→ **Records supplied**
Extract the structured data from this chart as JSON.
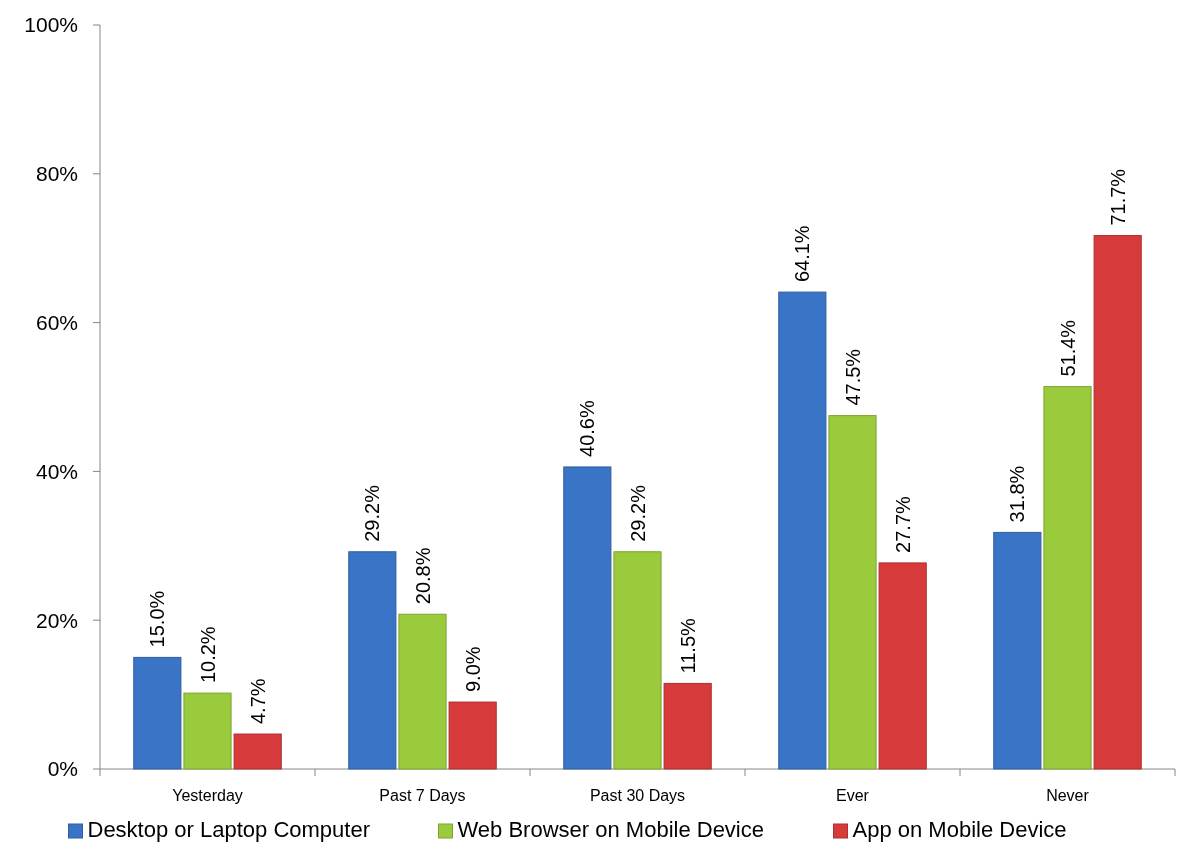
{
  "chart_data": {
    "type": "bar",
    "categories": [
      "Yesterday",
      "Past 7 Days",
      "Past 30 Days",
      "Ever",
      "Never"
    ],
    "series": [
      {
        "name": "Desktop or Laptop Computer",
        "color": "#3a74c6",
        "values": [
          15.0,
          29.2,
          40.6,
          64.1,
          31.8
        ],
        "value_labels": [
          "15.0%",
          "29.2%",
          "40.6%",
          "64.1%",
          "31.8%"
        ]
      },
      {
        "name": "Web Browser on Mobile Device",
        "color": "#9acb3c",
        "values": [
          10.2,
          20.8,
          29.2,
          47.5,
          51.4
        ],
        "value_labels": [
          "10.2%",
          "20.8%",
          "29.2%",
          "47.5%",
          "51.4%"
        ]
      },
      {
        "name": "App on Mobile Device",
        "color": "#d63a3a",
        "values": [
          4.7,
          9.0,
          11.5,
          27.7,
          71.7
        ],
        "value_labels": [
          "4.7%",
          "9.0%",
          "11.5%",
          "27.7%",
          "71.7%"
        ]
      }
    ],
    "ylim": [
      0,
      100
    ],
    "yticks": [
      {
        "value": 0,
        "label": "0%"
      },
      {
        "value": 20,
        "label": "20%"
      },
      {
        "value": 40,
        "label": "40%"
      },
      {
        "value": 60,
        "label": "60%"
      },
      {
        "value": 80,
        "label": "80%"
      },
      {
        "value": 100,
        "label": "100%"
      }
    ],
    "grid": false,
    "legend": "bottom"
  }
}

→ **Job**
Print the complete listing exactly as it stands, without its pictures.

→ **Finished task**
Extract the structured data from this chart as JSON.
{
  "chart_data": {
    "type": "bar",
    "categories": [
      "Yesterday",
      "Past 7 Days",
      "Past 30 Days",
      "Ever",
      "Never"
    ],
    "series": [
      {
        "name": "Desktop or Laptop Computer",
        "color": "#3a74c6",
        "values": [
          15.0,
          29.2,
          40.6,
          64.1,
          31.8
        ],
        "value_labels": [
          "15.0%",
          "29.2%",
          "40.6%",
          "64.1%",
          "31.8%"
        ]
      },
      {
        "name": "Web Browser on Mobile Device",
        "color": "#9acb3c",
        "values": [
          10.2,
          20.8,
          29.2,
          47.5,
          51.4
        ],
        "value_labels": [
          "10.2%",
          "20.8%",
          "29.2%",
          "47.5%",
          "51.4%"
        ]
      },
      {
        "name": "App on Mobile Device",
        "color": "#d63a3a",
        "values": [
          4.7,
          9.0,
          11.5,
          27.7,
          71.7
        ],
        "value_labels": [
          "4.7%",
          "9.0%",
          "11.5%",
          "27.7%",
          "71.7%"
        ]
      }
    ],
    "ylim": [
      0,
      100
    ],
    "yticks": [
      {
        "value": 0,
        "label": "0%"
      },
      {
        "value": 20,
        "label": "20%"
      },
      {
        "value": 40,
        "label": "40%"
      },
      {
        "value": 60,
        "label": "60%"
      },
      {
        "value": 80,
        "label": "80%"
      },
      {
        "value": 100,
        "label": "100%"
      }
    ],
    "grid": false,
    "legend": "bottom"
  }
}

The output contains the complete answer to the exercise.